BEGIN Stored records

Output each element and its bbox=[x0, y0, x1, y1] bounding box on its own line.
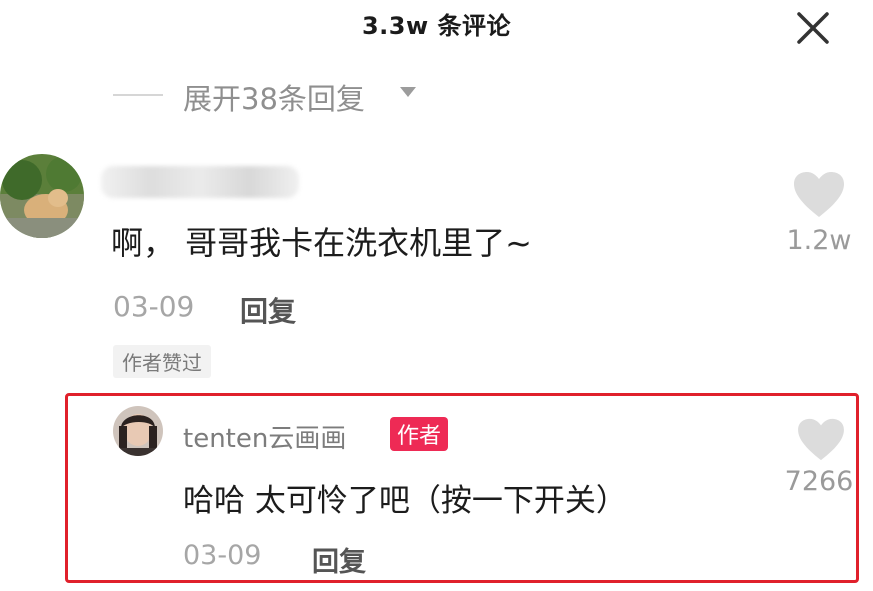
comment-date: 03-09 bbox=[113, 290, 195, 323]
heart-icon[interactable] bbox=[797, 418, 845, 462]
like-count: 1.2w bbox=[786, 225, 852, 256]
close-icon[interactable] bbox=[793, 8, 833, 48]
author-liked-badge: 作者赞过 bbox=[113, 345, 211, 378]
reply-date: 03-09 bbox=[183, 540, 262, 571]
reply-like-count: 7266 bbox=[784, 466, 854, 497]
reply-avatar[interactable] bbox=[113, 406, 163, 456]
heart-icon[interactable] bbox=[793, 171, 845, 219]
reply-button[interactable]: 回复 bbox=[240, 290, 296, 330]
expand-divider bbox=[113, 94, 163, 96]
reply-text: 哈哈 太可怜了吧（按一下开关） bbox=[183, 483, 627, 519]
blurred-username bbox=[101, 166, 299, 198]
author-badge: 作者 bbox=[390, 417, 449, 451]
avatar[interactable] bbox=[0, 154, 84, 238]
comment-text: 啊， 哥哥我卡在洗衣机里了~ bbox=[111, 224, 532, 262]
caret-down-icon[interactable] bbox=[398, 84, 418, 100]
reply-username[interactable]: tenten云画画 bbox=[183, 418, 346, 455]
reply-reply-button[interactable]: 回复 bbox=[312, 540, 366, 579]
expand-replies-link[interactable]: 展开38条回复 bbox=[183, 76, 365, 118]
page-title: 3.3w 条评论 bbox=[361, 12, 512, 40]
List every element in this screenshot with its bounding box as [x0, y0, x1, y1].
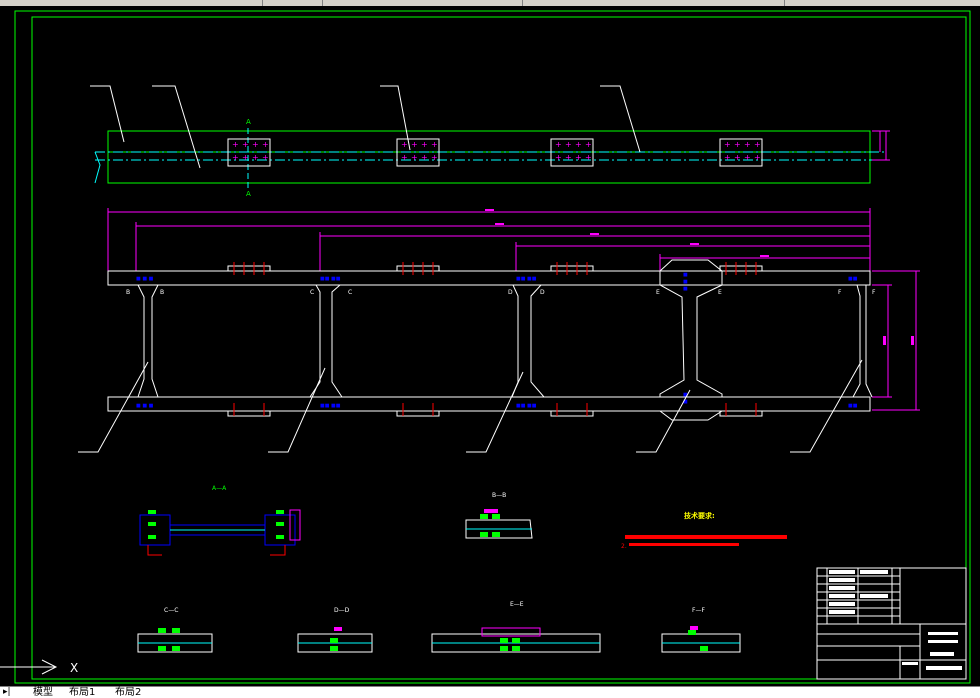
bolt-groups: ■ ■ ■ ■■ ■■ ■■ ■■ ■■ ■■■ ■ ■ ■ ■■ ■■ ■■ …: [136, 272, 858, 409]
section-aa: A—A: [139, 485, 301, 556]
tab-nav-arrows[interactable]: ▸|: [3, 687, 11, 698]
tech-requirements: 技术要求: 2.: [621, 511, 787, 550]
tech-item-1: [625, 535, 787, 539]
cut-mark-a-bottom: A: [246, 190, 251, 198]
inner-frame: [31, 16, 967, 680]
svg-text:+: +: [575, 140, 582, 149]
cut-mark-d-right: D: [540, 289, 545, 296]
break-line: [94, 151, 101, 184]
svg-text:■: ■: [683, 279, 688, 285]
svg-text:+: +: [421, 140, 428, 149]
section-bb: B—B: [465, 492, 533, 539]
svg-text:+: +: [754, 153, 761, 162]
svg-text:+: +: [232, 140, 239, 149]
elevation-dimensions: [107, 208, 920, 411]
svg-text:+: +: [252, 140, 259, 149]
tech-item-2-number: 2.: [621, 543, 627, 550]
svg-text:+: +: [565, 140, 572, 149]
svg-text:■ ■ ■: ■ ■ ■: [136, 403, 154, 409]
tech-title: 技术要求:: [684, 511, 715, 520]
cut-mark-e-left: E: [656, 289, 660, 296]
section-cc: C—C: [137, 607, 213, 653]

END Stored records

Aim of the task:
Collect every line of the items above that contains the string "section". Matching is case-sensitive.

Output for this task:
section-aa: A—A: [139, 485, 301, 556]
section-bb: B—B: [465, 492, 533, 539]
section-cc: C—C: [137, 607, 213, 653]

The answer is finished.